start Given information

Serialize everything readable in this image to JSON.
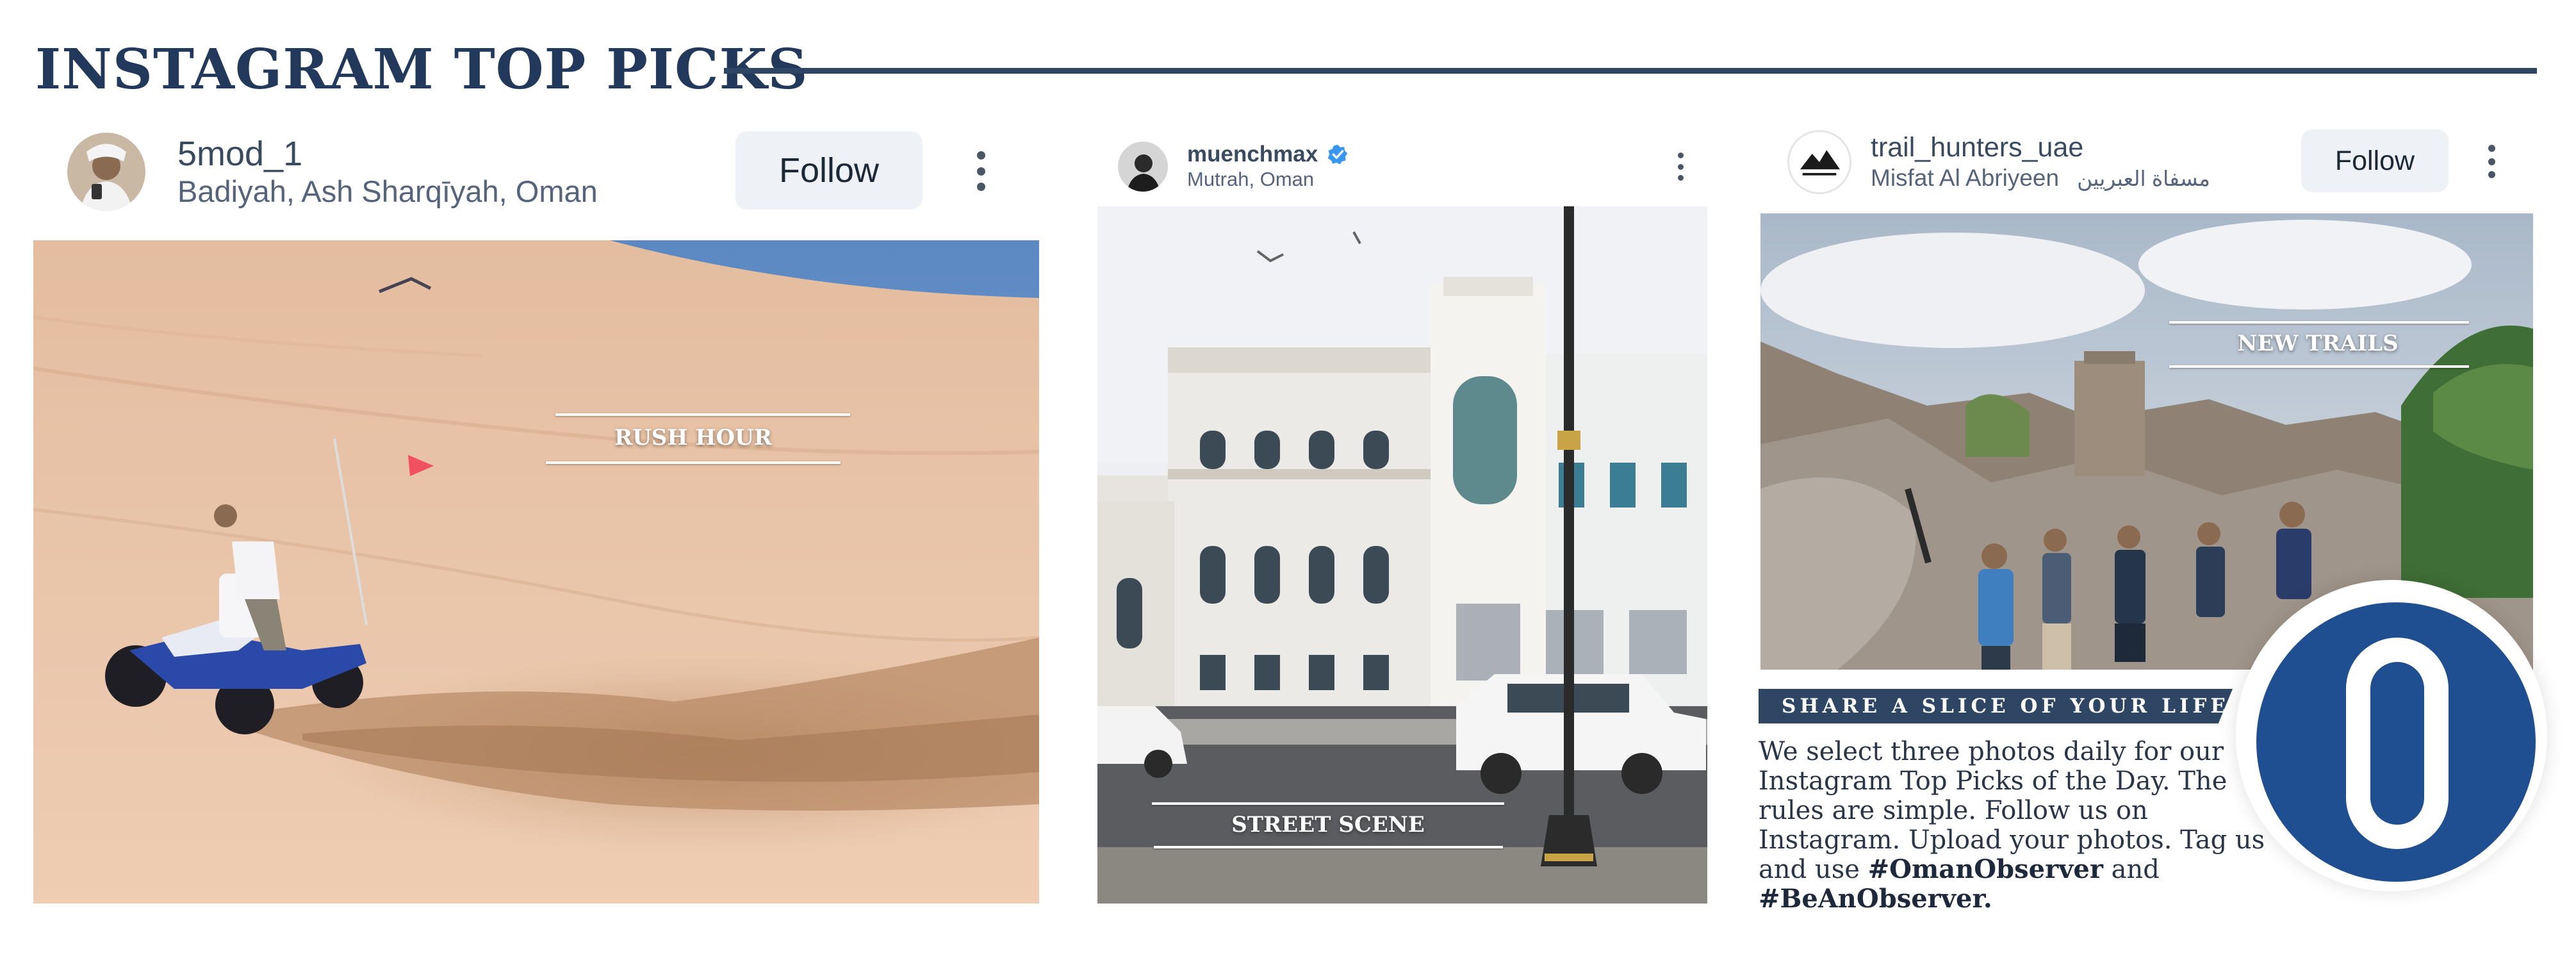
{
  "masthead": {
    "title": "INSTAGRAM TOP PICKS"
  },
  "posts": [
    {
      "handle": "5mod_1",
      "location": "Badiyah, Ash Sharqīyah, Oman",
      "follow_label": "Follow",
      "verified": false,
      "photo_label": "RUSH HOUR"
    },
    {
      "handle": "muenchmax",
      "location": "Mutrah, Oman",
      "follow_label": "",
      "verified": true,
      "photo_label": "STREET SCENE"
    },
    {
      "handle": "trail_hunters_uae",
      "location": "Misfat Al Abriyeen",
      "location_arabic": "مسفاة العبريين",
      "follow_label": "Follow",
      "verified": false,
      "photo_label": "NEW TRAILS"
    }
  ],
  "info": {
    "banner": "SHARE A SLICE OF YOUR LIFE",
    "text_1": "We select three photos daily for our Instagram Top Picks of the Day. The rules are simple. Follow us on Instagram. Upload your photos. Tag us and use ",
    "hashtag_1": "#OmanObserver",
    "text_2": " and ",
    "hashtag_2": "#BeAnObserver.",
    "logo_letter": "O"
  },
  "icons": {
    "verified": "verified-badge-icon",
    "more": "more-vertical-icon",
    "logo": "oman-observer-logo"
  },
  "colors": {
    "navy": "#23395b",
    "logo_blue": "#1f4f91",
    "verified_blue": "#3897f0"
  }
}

end Given information

- _Set exercise_
Output an exact copy of the material, with the pictures removed.

- _Full answer_
Serialize everything readable in this image to JSON.
{
  "masthead": {
    "title": "INSTAGRAM TOP PICKS"
  },
  "posts": [
    {
      "handle": "5mod_1",
      "location": "Badiyah, Ash Sharqīyah, Oman",
      "follow_label": "Follow",
      "verified": false,
      "photo_label": "RUSH HOUR"
    },
    {
      "handle": "muenchmax",
      "location": "Mutrah, Oman",
      "follow_label": "",
      "verified": true,
      "photo_label": "STREET SCENE"
    },
    {
      "handle": "trail_hunters_uae",
      "location": "Misfat Al Abriyeen",
      "location_arabic": "مسفاة العبريين",
      "follow_label": "Follow",
      "verified": false,
      "photo_label": "NEW TRAILS"
    }
  ],
  "info": {
    "banner": "SHARE A SLICE OF YOUR LIFE",
    "text_1": "We select three photos daily for our Instagram Top Picks of the Day. The rules are simple. Follow us on Instagram. Upload your photos. Tag us and use ",
    "hashtag_1": "#OmanObserver",
    "text_2": " and ",
    "hashtag_2": "#BeAnObserver.",
    "logo_letter": "O"
  },
  "icons": {
    "verified": "verified-badge-icon",
    "more": "more-vertical-icon",
    "logo": "oman-observer-logo"
  },
  "colors": {
    "navy": "#23395b",
    "logo_blue": "#1f4f91",
    "verified_blue": "#3897f0"
  }
}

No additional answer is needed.